* [Work required]
Find the string "structured" in the records. Copy every line it appears in.

(Dataset entries on figures)
-- Start --

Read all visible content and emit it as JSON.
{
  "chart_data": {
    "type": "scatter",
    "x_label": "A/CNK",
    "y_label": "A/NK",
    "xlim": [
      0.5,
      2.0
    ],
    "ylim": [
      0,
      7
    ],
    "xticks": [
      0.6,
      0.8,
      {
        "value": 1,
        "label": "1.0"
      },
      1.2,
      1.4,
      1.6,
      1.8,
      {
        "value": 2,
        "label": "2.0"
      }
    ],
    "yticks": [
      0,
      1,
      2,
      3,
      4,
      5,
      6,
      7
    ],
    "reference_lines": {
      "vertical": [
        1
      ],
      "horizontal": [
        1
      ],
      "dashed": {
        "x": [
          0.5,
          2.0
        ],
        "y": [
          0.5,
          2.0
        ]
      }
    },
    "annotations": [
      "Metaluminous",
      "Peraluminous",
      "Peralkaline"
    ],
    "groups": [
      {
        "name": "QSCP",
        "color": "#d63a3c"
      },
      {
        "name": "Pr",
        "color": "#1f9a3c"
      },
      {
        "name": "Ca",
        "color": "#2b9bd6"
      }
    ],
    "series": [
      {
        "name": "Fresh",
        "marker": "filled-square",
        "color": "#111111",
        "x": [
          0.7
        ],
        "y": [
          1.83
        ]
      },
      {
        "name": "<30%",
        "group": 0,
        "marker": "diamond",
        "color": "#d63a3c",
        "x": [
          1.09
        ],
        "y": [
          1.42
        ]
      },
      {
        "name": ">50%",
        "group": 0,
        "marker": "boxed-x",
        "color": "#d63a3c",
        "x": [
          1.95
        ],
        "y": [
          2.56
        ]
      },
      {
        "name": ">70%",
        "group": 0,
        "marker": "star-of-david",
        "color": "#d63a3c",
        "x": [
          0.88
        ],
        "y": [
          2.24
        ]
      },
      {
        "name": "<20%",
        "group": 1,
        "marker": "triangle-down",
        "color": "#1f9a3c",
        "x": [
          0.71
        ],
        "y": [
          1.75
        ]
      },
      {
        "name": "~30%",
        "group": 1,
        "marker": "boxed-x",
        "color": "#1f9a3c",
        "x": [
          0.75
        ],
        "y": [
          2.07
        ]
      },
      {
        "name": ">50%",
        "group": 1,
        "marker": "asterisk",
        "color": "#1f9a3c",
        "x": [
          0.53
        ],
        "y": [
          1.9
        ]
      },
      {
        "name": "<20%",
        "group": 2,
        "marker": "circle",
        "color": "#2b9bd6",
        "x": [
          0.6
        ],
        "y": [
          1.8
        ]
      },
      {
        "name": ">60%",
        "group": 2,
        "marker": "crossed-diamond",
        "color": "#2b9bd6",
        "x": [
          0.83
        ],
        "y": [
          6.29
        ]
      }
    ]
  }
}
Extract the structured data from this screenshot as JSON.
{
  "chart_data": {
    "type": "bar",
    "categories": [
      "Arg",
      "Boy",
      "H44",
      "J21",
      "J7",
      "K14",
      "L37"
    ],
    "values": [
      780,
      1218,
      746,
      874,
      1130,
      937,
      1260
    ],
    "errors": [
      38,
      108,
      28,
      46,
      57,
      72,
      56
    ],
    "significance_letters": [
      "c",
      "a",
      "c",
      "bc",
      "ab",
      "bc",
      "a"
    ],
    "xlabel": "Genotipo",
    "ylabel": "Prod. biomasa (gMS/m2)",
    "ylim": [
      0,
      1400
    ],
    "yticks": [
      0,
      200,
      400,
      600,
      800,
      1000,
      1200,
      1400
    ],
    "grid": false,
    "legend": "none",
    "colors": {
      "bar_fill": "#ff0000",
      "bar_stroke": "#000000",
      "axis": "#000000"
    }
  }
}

-- End --
-- Start --

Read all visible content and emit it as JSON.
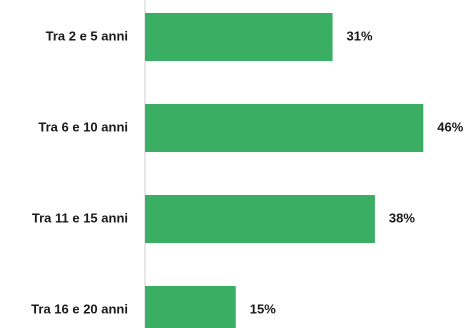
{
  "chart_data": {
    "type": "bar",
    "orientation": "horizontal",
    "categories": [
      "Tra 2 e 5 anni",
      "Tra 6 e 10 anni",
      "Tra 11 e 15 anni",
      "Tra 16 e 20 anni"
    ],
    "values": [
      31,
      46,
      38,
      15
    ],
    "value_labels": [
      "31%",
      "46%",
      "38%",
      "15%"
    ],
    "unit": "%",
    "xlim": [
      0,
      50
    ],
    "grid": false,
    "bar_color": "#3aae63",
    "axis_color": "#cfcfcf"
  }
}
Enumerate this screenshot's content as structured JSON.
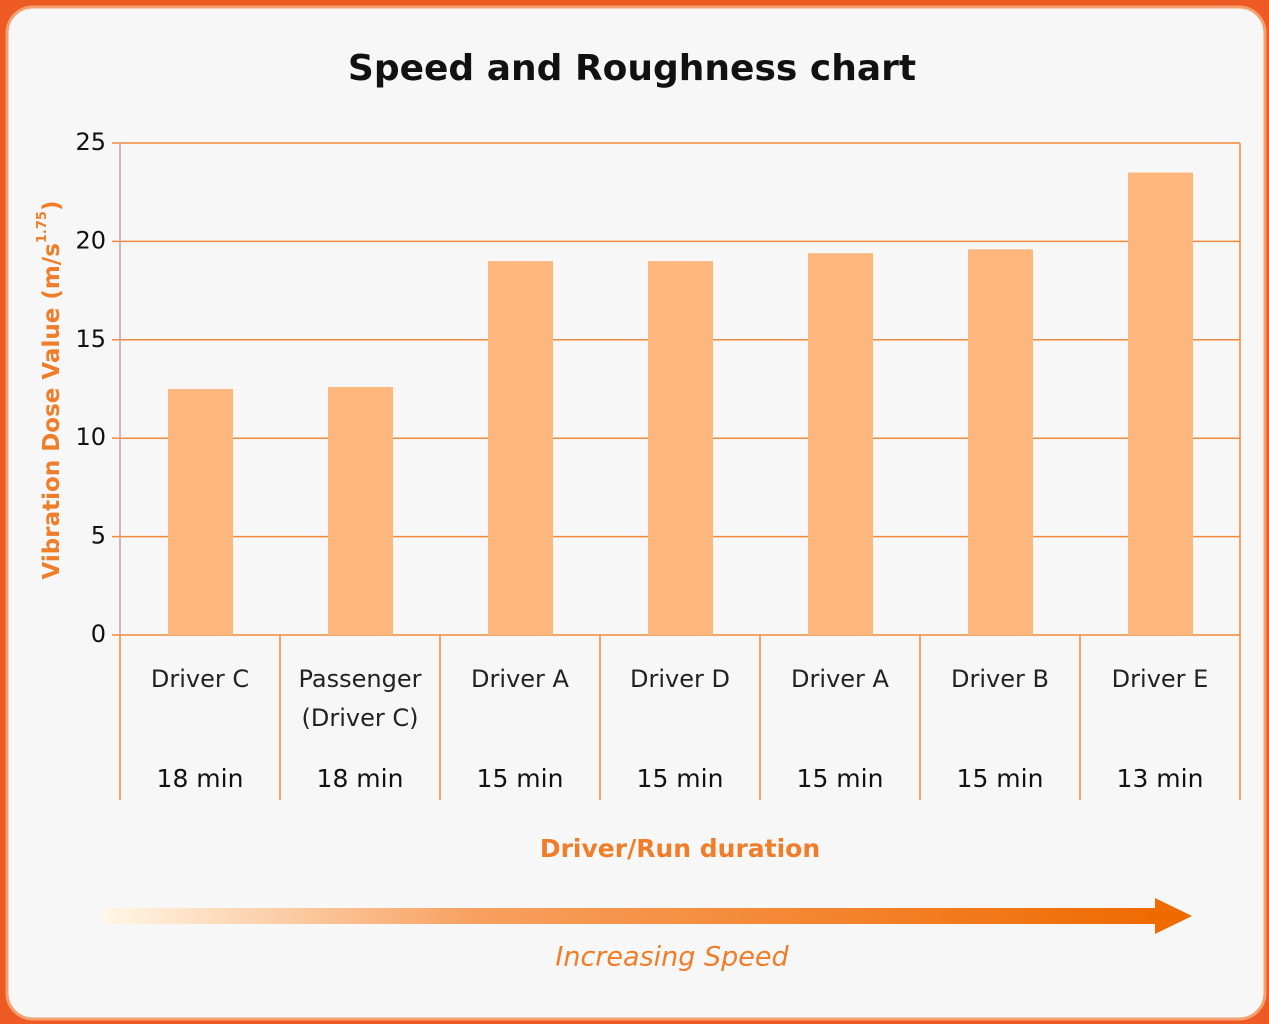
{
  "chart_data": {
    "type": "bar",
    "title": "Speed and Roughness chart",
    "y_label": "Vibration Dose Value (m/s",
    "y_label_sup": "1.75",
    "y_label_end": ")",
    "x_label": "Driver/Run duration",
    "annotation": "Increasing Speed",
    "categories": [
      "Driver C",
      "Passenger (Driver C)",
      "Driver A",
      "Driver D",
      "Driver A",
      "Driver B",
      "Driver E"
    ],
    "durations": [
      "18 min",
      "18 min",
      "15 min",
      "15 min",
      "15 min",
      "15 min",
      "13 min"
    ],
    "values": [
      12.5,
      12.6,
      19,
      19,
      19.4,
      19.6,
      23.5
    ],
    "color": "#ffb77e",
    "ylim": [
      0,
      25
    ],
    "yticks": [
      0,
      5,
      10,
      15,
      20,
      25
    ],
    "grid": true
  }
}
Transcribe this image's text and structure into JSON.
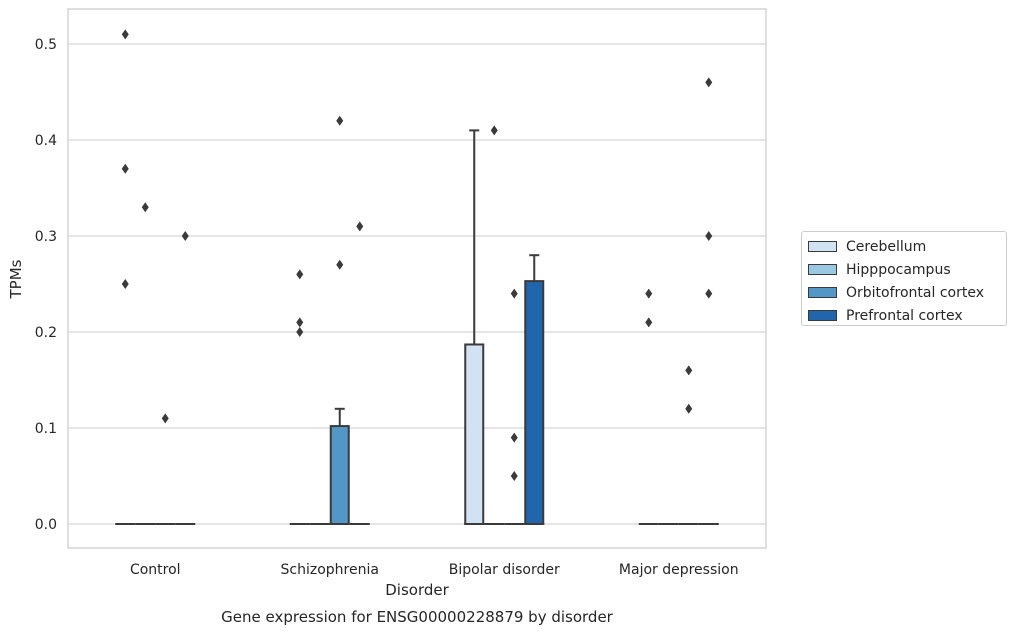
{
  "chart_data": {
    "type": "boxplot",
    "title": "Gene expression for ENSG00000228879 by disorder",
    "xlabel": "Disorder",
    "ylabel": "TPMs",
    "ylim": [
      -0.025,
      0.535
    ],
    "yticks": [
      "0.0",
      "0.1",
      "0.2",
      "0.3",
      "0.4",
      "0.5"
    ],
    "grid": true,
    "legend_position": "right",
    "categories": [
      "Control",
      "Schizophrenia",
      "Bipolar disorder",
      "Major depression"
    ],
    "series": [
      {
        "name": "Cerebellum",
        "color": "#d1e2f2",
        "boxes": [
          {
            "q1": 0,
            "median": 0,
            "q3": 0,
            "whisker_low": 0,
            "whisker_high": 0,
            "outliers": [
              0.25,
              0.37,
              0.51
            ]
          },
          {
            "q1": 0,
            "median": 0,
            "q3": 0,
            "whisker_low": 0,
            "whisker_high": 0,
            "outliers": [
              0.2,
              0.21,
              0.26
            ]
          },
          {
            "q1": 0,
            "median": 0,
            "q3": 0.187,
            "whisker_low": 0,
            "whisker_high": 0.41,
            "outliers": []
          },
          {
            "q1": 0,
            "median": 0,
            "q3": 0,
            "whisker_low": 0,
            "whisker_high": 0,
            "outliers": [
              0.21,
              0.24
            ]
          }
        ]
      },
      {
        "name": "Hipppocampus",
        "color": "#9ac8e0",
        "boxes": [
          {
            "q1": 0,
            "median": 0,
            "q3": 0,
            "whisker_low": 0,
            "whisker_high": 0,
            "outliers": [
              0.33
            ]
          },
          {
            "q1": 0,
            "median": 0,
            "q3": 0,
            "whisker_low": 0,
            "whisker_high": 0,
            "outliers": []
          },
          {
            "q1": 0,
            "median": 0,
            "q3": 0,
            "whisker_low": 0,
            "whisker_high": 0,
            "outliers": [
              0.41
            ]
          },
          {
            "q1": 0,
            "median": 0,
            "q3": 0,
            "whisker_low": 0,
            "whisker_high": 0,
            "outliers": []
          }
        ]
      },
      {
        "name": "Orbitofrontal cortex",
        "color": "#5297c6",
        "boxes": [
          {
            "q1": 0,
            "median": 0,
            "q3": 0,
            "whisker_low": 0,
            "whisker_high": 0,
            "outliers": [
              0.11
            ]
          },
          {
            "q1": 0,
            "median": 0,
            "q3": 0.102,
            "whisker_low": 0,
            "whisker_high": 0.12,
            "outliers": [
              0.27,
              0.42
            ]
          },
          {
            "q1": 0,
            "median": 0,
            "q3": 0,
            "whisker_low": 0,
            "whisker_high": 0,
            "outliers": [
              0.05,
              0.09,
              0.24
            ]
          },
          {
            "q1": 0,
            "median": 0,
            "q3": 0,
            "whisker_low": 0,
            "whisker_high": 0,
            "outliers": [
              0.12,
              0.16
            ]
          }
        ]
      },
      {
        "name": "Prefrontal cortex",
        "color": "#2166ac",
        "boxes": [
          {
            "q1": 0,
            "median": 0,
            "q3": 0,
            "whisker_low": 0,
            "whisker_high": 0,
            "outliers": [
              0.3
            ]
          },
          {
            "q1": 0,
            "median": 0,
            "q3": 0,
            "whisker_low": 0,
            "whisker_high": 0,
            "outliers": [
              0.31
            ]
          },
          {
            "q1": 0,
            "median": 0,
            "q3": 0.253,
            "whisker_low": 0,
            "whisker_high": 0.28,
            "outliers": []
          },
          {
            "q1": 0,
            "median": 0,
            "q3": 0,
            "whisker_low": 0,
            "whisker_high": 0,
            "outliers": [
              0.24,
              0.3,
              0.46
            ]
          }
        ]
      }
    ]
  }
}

-- End --

* [Final result]
Extract the structured data from this screenshot as JSON.
Enumerate this screenshot's content as structured JSON.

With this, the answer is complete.